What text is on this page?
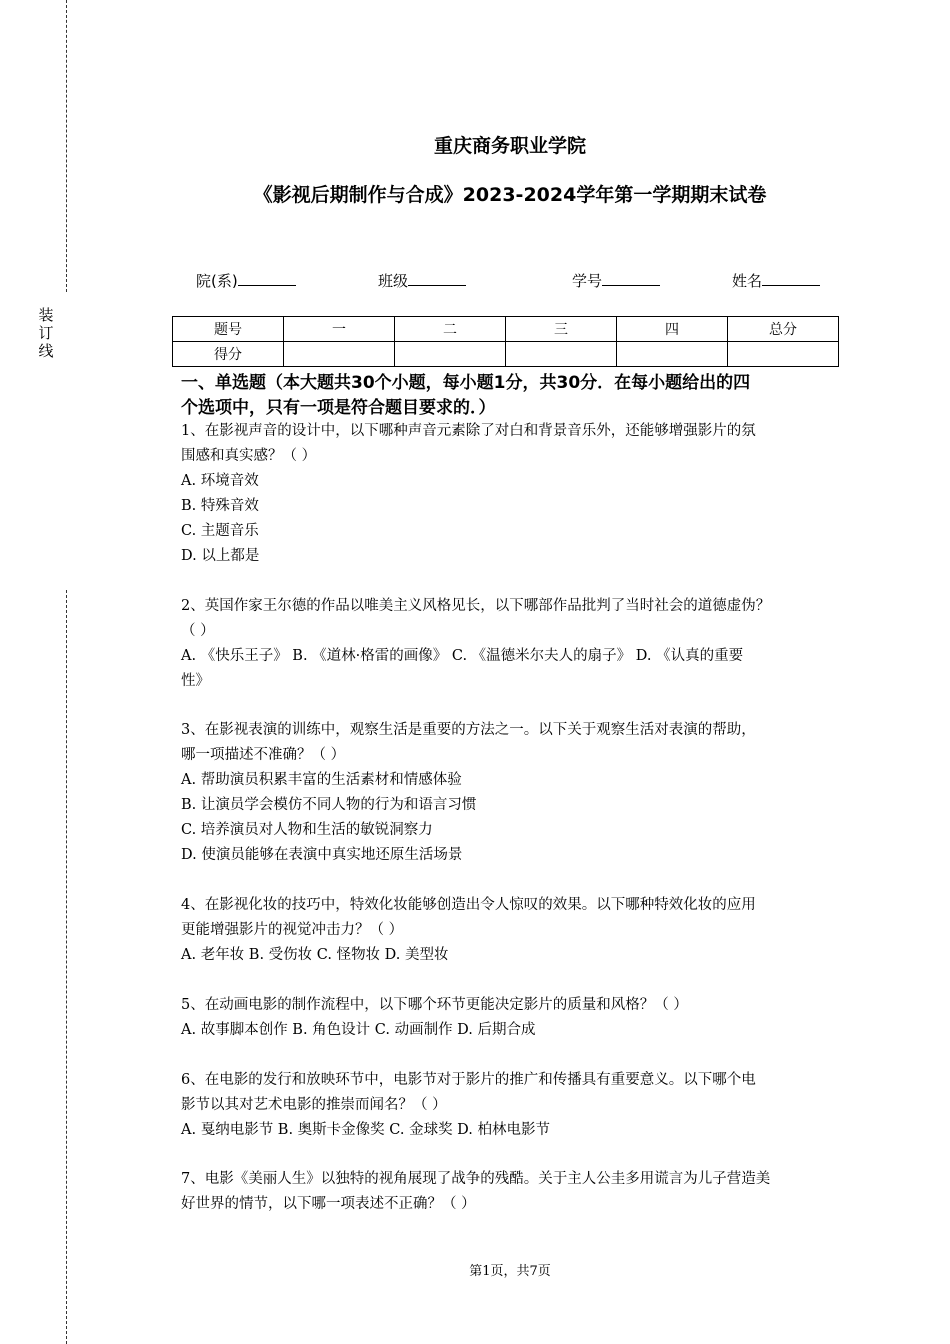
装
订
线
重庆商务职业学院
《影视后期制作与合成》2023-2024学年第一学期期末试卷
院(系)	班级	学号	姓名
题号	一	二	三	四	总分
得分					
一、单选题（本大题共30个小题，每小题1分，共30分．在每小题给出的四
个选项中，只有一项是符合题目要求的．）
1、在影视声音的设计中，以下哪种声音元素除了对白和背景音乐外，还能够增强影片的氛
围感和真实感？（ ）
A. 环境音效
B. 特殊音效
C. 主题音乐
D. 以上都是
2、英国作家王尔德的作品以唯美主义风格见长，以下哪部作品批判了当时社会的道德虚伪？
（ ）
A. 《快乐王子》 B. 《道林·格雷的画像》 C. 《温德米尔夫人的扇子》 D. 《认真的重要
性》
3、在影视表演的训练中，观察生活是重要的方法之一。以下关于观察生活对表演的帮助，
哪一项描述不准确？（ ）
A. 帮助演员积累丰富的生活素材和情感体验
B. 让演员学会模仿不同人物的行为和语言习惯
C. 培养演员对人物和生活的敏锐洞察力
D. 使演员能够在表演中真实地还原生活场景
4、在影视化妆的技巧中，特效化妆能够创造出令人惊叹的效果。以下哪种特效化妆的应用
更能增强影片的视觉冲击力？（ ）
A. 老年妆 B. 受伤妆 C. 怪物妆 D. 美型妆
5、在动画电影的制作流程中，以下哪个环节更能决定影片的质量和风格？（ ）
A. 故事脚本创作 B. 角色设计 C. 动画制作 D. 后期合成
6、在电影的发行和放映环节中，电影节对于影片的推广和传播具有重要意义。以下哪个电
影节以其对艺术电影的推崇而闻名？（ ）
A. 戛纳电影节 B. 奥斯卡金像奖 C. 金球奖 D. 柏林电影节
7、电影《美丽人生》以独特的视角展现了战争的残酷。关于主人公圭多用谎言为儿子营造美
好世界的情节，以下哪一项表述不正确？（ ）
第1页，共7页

--

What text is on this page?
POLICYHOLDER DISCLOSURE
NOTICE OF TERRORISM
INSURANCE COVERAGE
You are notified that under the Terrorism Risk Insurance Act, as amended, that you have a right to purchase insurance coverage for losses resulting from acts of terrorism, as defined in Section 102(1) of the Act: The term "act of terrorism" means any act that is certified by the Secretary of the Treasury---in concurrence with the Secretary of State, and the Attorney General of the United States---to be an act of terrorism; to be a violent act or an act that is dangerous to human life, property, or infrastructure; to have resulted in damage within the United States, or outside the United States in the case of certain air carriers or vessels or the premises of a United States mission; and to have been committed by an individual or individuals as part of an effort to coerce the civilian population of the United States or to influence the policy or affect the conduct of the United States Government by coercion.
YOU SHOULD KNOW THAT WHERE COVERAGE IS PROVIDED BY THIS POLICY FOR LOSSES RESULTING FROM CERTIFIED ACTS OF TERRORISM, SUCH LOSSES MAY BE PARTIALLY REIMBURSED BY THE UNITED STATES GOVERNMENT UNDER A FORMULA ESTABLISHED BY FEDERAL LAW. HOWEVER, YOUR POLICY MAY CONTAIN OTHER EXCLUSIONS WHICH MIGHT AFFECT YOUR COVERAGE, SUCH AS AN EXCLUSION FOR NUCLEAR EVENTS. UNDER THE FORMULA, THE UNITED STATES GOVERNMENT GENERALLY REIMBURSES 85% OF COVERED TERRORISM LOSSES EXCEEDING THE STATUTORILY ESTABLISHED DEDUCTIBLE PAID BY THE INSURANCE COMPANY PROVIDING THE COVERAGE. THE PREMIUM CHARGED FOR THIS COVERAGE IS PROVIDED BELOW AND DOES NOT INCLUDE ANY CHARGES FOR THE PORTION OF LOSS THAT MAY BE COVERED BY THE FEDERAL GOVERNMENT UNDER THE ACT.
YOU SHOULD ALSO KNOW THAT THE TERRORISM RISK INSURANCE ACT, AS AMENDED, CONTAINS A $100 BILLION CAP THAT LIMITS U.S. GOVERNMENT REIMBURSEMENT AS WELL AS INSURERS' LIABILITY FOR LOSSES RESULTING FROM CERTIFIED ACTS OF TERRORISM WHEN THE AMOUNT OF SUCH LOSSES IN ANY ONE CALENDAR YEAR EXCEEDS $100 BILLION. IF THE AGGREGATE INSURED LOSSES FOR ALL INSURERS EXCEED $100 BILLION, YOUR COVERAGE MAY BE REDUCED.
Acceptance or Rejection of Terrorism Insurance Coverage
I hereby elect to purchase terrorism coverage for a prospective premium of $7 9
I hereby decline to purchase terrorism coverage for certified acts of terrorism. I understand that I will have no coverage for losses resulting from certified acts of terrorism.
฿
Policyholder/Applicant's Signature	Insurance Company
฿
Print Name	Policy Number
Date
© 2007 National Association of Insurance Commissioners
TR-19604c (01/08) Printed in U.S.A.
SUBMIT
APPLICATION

...

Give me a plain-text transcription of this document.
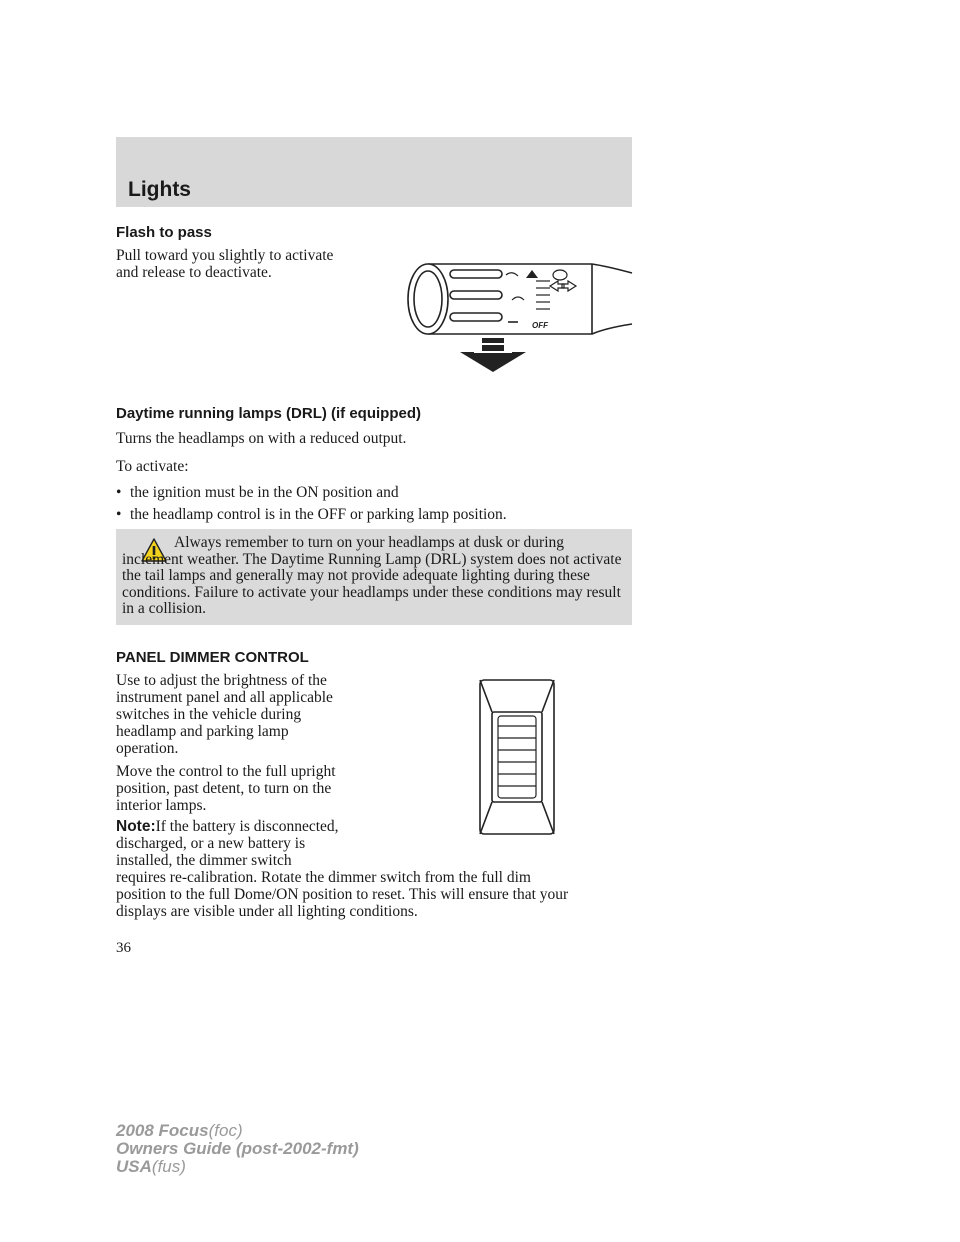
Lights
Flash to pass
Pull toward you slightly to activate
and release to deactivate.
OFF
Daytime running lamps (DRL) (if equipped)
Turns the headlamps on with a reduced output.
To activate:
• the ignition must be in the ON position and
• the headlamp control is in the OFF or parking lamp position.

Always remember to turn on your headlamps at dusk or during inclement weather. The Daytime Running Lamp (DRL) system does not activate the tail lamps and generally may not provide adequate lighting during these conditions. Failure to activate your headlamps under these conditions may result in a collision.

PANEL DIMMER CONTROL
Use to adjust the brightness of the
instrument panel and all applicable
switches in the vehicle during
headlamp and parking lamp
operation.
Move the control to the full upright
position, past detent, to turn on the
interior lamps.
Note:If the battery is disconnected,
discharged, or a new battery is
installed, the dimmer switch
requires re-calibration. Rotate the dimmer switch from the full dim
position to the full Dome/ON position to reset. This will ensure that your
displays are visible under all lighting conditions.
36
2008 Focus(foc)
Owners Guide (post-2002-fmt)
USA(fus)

Your objective
Copy all lines from the data that hold the word "battery".

Task solution
Note:If the battery is disconnected,
discharged, or a new battery is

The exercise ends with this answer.